RAW RECORDS:
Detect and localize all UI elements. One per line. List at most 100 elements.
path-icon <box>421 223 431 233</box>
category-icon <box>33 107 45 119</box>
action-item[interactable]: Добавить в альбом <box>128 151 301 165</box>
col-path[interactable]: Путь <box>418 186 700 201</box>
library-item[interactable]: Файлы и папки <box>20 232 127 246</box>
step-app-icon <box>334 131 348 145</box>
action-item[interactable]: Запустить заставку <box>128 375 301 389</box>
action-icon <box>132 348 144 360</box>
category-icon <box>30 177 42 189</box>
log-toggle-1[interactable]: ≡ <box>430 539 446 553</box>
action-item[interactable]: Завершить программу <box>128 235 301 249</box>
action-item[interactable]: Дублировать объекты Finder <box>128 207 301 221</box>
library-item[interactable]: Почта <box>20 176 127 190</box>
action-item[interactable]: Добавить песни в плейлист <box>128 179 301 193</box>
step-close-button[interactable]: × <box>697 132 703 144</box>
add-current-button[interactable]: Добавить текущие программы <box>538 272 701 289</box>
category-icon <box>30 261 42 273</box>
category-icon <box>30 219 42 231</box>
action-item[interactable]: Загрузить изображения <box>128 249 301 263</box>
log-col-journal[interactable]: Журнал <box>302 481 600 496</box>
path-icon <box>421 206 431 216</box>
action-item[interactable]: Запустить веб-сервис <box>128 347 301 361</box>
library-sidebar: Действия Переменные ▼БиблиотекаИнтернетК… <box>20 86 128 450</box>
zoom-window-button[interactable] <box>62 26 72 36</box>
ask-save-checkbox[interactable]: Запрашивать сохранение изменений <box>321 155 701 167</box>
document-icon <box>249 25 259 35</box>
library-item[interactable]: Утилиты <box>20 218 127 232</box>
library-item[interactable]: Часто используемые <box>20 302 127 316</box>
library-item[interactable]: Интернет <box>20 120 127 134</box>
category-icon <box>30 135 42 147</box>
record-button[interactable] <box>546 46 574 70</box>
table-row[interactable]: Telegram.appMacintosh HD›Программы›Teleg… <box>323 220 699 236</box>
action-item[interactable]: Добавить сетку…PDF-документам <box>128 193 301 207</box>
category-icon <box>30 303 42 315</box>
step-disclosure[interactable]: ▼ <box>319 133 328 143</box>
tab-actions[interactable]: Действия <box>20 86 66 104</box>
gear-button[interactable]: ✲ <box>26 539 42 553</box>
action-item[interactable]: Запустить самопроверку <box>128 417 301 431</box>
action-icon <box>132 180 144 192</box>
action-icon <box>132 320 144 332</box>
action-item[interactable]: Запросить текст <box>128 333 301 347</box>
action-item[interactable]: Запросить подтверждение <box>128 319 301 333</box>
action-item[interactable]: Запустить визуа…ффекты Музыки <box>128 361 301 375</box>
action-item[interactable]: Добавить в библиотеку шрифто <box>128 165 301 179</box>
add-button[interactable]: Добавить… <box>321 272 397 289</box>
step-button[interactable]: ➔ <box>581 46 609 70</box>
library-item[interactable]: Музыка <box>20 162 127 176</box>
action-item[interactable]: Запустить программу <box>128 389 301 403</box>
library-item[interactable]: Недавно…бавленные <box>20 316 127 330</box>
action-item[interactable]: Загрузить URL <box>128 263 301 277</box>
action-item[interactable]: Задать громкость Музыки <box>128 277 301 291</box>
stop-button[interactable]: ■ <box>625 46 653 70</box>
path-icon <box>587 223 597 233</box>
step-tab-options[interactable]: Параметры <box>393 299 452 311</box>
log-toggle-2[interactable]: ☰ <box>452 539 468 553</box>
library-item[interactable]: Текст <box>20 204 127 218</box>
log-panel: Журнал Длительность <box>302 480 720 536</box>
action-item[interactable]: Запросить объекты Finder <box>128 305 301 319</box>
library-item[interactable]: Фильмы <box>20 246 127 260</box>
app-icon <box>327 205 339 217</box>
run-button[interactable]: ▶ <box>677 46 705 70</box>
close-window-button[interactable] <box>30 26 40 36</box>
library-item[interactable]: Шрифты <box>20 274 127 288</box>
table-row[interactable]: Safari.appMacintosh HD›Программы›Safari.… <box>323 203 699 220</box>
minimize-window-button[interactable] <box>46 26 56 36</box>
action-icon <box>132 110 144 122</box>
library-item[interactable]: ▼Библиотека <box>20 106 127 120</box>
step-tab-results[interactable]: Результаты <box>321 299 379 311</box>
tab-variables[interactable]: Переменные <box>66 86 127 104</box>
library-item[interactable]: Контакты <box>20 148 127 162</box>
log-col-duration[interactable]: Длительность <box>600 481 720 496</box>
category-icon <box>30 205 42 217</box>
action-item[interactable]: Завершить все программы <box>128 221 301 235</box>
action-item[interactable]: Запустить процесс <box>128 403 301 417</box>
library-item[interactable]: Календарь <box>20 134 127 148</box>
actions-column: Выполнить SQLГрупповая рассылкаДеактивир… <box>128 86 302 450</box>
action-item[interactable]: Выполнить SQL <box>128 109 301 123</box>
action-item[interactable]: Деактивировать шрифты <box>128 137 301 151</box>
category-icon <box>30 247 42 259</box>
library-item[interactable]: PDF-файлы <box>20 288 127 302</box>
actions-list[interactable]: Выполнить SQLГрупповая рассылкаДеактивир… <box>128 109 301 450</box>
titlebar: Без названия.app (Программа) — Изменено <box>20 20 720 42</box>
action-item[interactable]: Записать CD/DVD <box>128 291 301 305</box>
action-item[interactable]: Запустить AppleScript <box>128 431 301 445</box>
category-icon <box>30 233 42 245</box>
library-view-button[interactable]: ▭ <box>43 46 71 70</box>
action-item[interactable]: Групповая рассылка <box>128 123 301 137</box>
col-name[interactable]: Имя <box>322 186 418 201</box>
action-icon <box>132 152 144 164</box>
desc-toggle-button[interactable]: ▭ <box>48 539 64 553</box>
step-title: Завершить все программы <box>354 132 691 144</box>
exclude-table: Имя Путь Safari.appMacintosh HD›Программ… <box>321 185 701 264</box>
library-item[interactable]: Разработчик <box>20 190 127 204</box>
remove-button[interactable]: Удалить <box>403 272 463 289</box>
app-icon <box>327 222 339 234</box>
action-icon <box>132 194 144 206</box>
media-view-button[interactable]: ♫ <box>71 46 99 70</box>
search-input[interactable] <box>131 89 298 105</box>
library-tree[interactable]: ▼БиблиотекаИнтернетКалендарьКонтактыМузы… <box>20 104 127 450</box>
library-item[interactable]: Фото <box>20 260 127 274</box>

EXERCISE DESCRIPTION:
Reproduce every line of the records above word for word.

COMPLETED TASK:
Detect and localize all UI elements. One per line. List at most 100 elements.
path-icon <box>421 223 431 233</box>
category-icon <box>33 107 45 119</box>
action-item[interactable]: Добавить в альбом <box>128 151 301 165</box>
col-path[interactable]: Путь <box>418 186 700 201</box>
library-item[interactable]: Файлы и папки <box>20 232 127 246</box>
step-app-icon <box>334 131 348 145</box>
action-item[interactable]: Запустить заставку <box>128 375 301 389</box>
action-icon <box>132 348 144 360</box>
category-icon <box>30 177 42 189</box>
log-toggle-1[interactable]: ≡ <box>430 539 446 553</box>
action-item[interactable]: Завершить программу <box>128 235 301 249</box>
action-item[interactable]: Дублировать объекты Finder <box>128 207 301 221</box>
library-item[interactable]: Почта <box>20 176 127 190</box>
action-item[interactable]: Добавить песни в плейлист <box>128 179 301 193</box>
step-close-button[interactable]: × <box>697 132 703 144</box>
add-current-button[interactable]: Добавить текущие программы <box>538 272 701 289</box>
category-icon <box>30 261 42 273</box>
category-icon <box>30 219 42 231</box>
action-item[interactable]: Загрузить изображения <box>128 249 301 263</box>
log-col-journal[interactable]: Журнал <box>302 481 600 496</box>
path-icon <box>421 206 431 216</box>
action-item[interactable]: Запустить веб-сервис <box>128 347 301 361</box>
library-sidebar: Действия Переменные ▼БиблиотекаИнтернетК… <box>20 86 128 450</box>
zoom-window-button[interactable] <box>62 26 72 36</box>
ask-save-checkbox[interactable]: Запрашивать сохранение изменений <box>321 155 701 167</box>
document-icon <box>249 25 259 35</box>
library-item[interactable]: Утилиты <box>20 218 127 232</box>
library-item[interactable]: Часто используемые <box>20 302 127 316</box>
library-item[interactable]: Интернет <box>20 120 127 134</box>
category-icon <box>30 135 42 147</box>
record-button[interactable] <box>546 46 574 70</box>
table-row[interactable]: Telegram.appMacintosh HD›Программы›Teleg… <box>323 220 699 236</box>
action-item[interactable]: Добавить сетку…PDF-документам <box>128 193 301 207</box>
category-icon <box>30 303 42 315</box>
step-disclosure[interactable]: ▼ <box>319 133 328 143</box>
tab-actions[interactable]: Действия <box>20 86 66 104</box>
gear-button[interactable]: ✲ <box>26 539 42 553</box>
action-item[interactable]: Запустить самопроверку <box>128 417 301 431</box>
action-icon <box>132 180 144 192</box>
action-icon <box>132 320 144 332</box>
action-item[interactable]: Запросить текст <box>128 333 301 347</box>
action-item[interactable]: Запросить подтверждение <box>128 319 301 333</box>
action-item[interactable]: Запустить визуа…ффекты Музыки <box>128 361 301 375</box>
action-item[interactable]: Добавить в библиотеку шрифто <box>128 165 301 179</box>
add-button[interactable]: Добавить… <box>321 272 397 289</box>
step-button[interactable]: ➔ <box>581 46 609 70</box>
library-item[interactable]: Музыка <box>20 162 127 176</box>
action-item[interactable]: Запустить программу <box>128 389 301 403</box>
library-item[interactable]: Недавно…бавленные <box>20 316 127 330</box>
action-item[interactable]: Загрузить URL <box>128 263 301 277</box>
action-item[interactable]: Задать громкость Музыки <box>128 277 301 291</box>
stop-button[interactable]: ■ <box>625 46 653 70</box>
path-icon <box>587 223 597 233</box>
step-tab-options[interactable]: Параметры <box>393 299 452 311</box>
log-toggle-2[interactable]: ☰ <box>452 539 468 553</box>
library-item[interactable]: Текст <box>20 204 127 218</box>
log-panel: Журнал Длительность <box>302 480 720 536</box>
action-item[interactable]: Запросить объекты Finder <box>128 305 301 319</box>
library-item[interactable]: Фильмы <box>20 246 127 260</box>
app-icon <box>327 205 339 217</box>
run-button[interactable]: ▶ <box>677 46 705 70</box>
close-window-button[interactable] <box>30 26 40 36</box>
library-item[interactable]: Шрифты <box>20 274 127 288</box>
table-row[interactable]: Safari.appMacintosh HD›Программы›Safari.… <box>323 203 699 220</box>
minimize-window-button[interactable] <box>46 26 56 36</box>
action-icon <box>132 110 144 122</box>
library-item[interactable]: ▼Библиотека <box>20 106 127 120</box>
step-tab-results[interactable]: Результаты <box>321 299 379 311</box>
tab-variables[interactable]: Переменные <box>66 86 127 104</box>
library-item[interactable]: Контакты <box>20 148 127 162</box>
log-col-duration[interactable]: Длительность <box>600 481 720 496</box>
category-icon <box>30 205 42 217</box>
action-item[interactable]: Завершить все программы <box>128 221 301 235</box>
action-item[interactable]: Запустить процесс <box>128 403 301 417</box>
library-item[interactable]: Календарь <box>20 134 127 148</box>
actions-column: Выполнить SQLГрупповая рассылкаДеактивир… <box>128 86 302 450</box>
action-item[interactable]: Выполнить SQL <box>128 109 301 123</box>
action-item[interactable]: Деактивировать шрифты <box>128 137 301 151</box>
category-icon <box>30 247 42 259</box>
library-item[interactable]: PDF-файлы <box>20 288 127 302</box>
actions-list[interactable]: Выполнить SQLГрупповая рассылкаДеактивир… <box>128 109 301 450</box>
titlebar: Без названия.app (Программа) — Изменено <box>20 20 720 42</box>
action-item[interactable]: Записать CD/DVD <box>128 291 301 305</box>
action-item[interactable]: Запустить AppleScript <box>128 431 301 445</box>
category-icon <box>30 233 42 245</box>
library-view-button[interactable]: ▭ <box>43 46 71 70</box>
action-item[interactable]: Групповая рассылка <box>128 123 301 137</box>
col-name[interactable]: Имя <box>322 186 418 201</box>
action-icon <box>132 152 144 164</box>
desc-toggle-button[interactable]: ▭ <box>48 539 64 553</box>
step-title: Завершить все программы <box>354 132 691 144</box>
exclude-table: Имя Путь Safari.appMacintosh HD›Программ… <box>321 185 701 264</box>
library-item[interactable]: Разработчик <box>20 190 127 204</box>
remove-button[interactable]: Удалить <box>403 272 463 289</box>
app-icon <box>327 222 339 234</box>
action-icon <box>132 194 144 206</box>
media-view-button[interactable]: ♫ <box>71 46 99 70</box>
search-input[interactable] <box>131 89 298 105</box>
library-tree[interactable]: ▼БиблиотекаИнтернетКалендарьКонтактыМузы… <box>20 104 127 450</box>
library-item[interactable]: Фото <box>20 260 127 274</box>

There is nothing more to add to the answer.